-- Start --

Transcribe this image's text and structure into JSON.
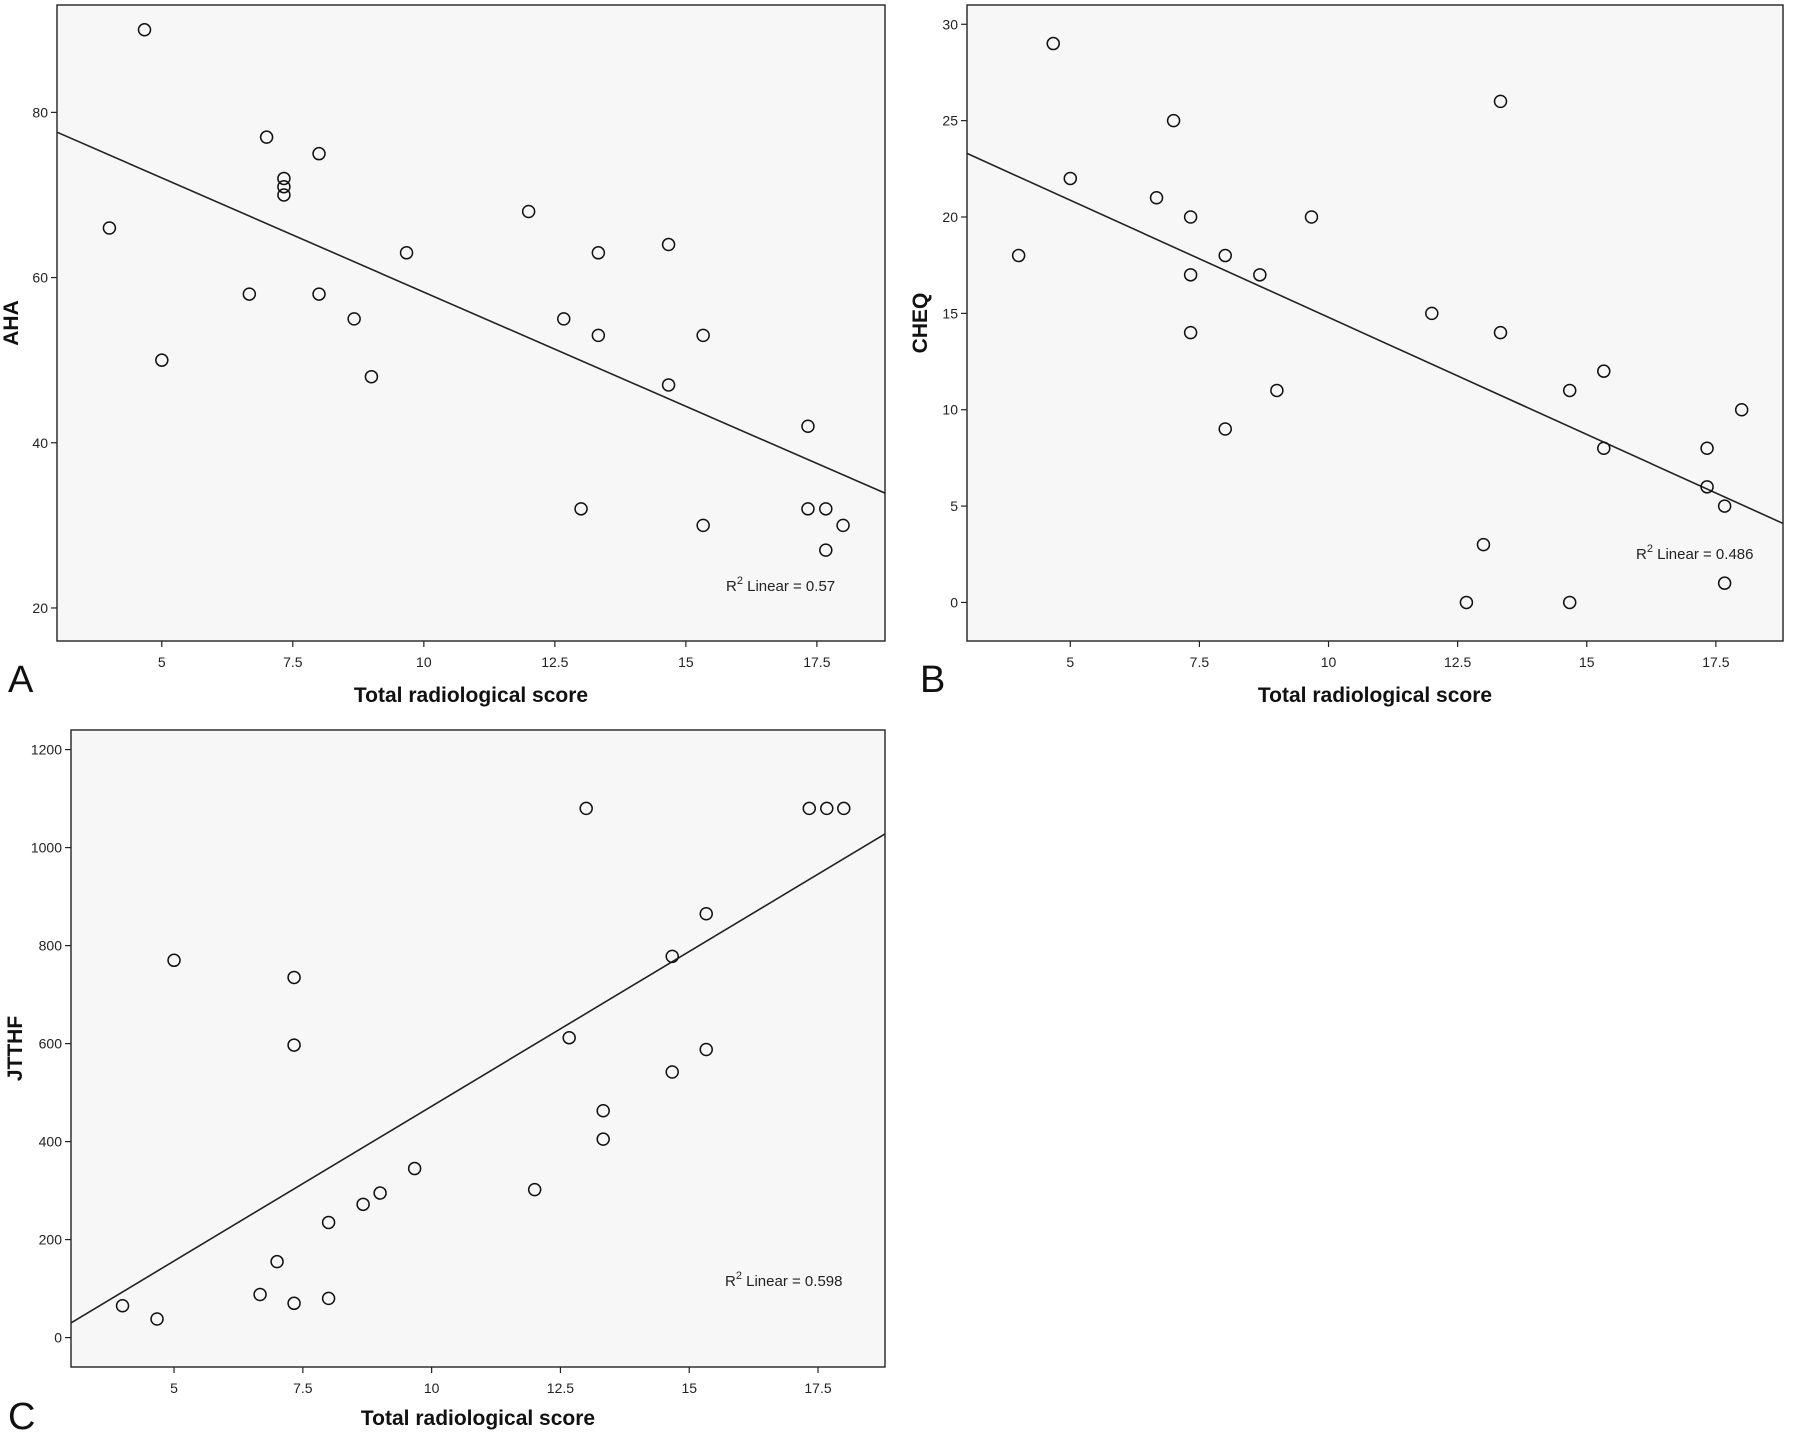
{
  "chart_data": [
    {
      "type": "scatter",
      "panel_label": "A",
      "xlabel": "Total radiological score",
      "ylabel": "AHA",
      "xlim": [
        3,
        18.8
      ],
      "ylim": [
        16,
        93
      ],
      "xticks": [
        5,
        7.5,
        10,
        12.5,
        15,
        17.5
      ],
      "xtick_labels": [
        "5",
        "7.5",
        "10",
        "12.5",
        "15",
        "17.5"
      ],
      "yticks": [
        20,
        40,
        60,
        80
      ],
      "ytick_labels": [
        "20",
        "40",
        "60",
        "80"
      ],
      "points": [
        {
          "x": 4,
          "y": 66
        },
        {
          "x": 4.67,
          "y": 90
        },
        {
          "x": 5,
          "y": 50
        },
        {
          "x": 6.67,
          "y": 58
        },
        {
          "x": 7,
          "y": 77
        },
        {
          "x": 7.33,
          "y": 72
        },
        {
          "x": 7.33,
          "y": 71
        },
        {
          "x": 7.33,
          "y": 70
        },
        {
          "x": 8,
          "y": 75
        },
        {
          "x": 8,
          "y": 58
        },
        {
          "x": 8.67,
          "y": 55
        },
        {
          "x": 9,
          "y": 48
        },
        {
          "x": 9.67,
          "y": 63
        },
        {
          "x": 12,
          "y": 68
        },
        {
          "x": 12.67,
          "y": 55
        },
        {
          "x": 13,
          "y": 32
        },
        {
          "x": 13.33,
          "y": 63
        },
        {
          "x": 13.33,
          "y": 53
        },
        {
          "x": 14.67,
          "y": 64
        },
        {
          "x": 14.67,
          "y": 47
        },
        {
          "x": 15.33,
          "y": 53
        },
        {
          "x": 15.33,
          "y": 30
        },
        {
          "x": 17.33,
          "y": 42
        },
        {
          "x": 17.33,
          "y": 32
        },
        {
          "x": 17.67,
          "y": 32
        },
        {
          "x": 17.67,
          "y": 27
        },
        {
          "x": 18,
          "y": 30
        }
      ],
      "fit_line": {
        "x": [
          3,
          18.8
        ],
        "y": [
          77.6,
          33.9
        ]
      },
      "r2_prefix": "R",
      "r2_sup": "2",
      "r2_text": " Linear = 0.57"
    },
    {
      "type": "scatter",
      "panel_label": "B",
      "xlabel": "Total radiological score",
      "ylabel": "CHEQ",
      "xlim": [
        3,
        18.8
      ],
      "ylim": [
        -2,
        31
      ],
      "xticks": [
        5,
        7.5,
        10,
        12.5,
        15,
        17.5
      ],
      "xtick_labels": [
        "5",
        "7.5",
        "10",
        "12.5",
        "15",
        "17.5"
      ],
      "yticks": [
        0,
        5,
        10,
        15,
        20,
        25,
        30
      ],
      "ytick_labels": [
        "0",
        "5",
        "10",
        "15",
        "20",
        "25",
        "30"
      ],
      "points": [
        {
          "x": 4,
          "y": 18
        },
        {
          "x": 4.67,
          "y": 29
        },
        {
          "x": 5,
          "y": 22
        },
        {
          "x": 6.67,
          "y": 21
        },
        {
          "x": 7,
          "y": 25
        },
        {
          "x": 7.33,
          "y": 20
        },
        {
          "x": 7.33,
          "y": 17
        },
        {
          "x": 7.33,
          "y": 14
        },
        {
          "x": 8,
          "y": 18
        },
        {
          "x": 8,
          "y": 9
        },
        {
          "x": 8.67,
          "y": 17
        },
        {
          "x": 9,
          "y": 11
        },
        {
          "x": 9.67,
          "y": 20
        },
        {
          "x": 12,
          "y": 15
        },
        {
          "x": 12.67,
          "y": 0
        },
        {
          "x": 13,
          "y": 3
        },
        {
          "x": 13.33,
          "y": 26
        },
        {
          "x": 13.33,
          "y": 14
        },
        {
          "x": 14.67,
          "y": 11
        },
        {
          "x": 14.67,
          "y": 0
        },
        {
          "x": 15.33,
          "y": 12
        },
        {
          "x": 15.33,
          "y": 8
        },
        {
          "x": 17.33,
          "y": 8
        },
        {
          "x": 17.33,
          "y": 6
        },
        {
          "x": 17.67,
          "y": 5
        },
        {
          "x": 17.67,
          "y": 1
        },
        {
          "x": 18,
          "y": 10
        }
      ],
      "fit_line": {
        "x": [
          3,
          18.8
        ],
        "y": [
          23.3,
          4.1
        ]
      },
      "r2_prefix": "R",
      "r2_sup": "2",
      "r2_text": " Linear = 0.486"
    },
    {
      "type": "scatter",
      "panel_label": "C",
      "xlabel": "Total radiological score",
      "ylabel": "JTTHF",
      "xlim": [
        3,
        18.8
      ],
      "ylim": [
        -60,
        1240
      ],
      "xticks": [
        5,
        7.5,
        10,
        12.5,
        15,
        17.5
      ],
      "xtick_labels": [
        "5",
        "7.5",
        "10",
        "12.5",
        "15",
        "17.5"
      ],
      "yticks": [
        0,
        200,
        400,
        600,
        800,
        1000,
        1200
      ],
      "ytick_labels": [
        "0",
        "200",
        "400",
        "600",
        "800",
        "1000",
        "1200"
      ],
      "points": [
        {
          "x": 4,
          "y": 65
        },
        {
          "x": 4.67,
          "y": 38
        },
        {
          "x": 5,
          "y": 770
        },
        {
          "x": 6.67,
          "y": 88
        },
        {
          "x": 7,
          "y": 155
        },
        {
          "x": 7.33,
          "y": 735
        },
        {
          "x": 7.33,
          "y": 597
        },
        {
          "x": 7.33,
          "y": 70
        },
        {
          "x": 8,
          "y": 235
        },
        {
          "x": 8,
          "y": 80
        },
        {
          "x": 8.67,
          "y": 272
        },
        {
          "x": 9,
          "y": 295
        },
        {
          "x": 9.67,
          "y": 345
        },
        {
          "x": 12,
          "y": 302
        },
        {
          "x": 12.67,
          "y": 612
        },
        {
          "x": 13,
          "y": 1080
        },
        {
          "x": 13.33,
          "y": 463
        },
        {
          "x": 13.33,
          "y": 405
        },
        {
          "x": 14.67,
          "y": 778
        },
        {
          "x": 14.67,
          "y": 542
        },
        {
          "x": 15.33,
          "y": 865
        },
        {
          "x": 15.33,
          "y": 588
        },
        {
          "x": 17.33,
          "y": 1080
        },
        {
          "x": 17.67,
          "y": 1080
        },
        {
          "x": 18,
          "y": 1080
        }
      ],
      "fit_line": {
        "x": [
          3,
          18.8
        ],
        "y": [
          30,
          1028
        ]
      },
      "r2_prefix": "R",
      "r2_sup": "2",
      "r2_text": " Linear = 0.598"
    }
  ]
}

-- End --
-- Start --

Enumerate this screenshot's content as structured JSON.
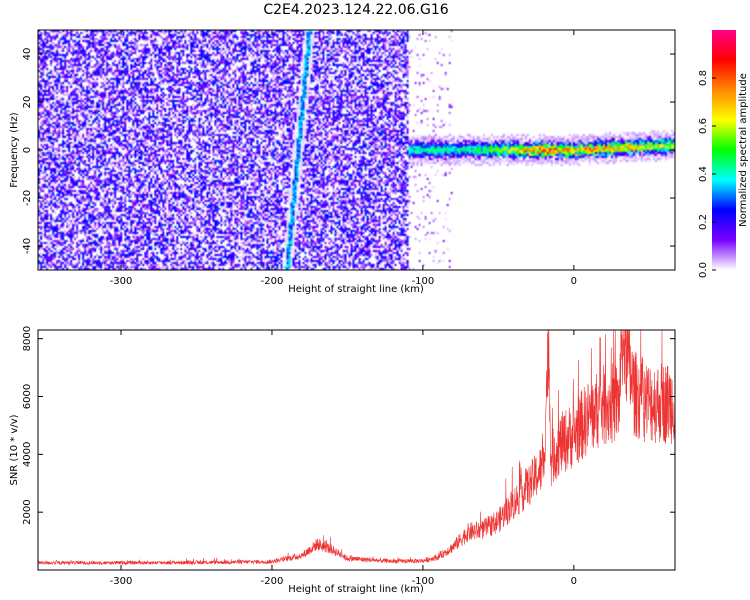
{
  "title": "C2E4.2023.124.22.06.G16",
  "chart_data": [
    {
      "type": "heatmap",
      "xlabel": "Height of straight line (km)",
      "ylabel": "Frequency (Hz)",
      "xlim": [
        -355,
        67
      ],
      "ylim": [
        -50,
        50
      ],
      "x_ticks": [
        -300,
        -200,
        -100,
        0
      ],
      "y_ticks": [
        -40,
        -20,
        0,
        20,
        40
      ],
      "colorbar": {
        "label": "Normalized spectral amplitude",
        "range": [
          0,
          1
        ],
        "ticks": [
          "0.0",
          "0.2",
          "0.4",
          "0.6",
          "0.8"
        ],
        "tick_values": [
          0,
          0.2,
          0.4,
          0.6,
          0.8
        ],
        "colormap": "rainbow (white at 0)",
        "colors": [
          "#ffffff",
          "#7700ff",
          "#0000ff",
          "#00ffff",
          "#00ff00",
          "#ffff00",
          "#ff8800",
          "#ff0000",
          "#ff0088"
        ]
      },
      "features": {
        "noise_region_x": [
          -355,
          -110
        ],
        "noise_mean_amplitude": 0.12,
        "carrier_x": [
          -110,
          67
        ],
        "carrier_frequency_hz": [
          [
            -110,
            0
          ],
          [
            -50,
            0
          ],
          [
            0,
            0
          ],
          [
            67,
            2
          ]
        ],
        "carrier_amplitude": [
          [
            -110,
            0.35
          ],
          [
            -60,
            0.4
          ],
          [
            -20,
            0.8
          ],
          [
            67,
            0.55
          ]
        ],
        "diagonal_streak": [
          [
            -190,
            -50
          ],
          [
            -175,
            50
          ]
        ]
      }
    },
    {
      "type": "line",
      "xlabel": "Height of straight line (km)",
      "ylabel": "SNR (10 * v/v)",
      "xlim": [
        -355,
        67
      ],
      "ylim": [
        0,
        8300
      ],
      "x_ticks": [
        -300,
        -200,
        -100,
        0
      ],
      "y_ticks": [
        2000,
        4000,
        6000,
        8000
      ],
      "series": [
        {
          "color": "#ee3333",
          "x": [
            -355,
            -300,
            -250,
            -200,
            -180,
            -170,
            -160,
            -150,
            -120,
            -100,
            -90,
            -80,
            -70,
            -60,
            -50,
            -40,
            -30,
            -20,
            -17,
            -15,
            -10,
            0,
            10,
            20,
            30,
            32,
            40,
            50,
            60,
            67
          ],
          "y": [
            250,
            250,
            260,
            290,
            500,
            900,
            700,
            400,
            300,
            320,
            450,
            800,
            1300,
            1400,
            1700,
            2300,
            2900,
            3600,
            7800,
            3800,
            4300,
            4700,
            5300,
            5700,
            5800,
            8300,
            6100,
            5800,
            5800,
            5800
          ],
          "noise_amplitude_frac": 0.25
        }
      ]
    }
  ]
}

-- End --
-- Start --

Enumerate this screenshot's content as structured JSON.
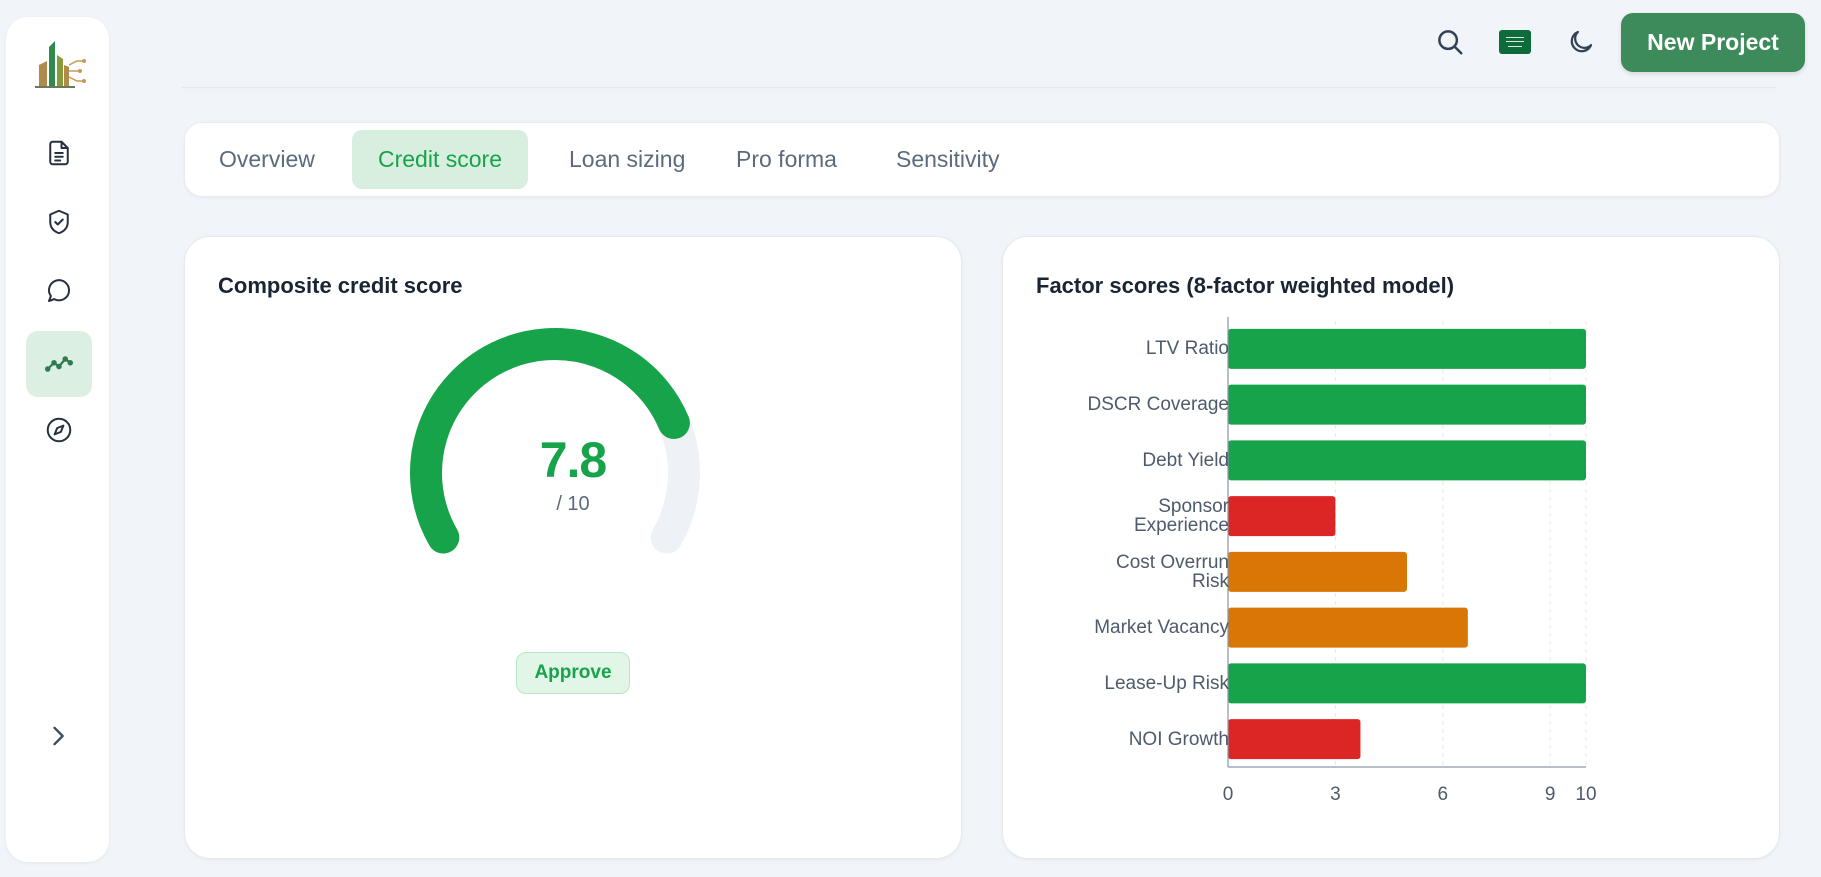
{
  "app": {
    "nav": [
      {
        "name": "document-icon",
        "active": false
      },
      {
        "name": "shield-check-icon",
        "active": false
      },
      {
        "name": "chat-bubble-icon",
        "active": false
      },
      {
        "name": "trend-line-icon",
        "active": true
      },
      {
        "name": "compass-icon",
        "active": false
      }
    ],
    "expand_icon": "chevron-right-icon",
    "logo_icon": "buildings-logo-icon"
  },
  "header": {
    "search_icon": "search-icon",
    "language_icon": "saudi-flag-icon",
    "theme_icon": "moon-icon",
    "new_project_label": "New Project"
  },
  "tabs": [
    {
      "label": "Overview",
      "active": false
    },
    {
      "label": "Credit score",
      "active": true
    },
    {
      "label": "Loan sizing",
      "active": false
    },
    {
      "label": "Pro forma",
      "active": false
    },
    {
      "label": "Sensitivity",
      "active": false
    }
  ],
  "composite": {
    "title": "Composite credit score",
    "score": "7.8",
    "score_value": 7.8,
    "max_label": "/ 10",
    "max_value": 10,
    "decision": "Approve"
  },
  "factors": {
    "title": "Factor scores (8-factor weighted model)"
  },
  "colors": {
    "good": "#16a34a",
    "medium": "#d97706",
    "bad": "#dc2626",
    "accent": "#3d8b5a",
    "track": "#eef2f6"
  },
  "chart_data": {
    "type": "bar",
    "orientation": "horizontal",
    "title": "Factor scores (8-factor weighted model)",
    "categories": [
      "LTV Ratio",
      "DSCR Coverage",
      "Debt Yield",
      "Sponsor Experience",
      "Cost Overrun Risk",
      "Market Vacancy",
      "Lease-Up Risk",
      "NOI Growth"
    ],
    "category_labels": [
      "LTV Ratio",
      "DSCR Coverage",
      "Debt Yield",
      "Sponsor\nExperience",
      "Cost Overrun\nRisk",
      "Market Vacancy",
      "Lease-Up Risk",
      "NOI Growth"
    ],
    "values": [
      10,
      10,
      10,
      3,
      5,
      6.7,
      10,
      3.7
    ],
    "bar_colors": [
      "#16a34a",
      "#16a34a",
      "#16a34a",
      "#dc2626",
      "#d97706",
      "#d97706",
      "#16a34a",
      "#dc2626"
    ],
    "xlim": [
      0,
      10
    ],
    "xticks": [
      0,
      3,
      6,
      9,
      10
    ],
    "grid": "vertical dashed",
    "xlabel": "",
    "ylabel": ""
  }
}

-- End --

> [REQUIRED WORK] From the entries above, pull out each line that includes "weighted".

> [ANSWER TO THIS TASK]
    "title": "Factor scores (8-factor weighted model)"
    "title": "Factor scores (8-factor weighted model)",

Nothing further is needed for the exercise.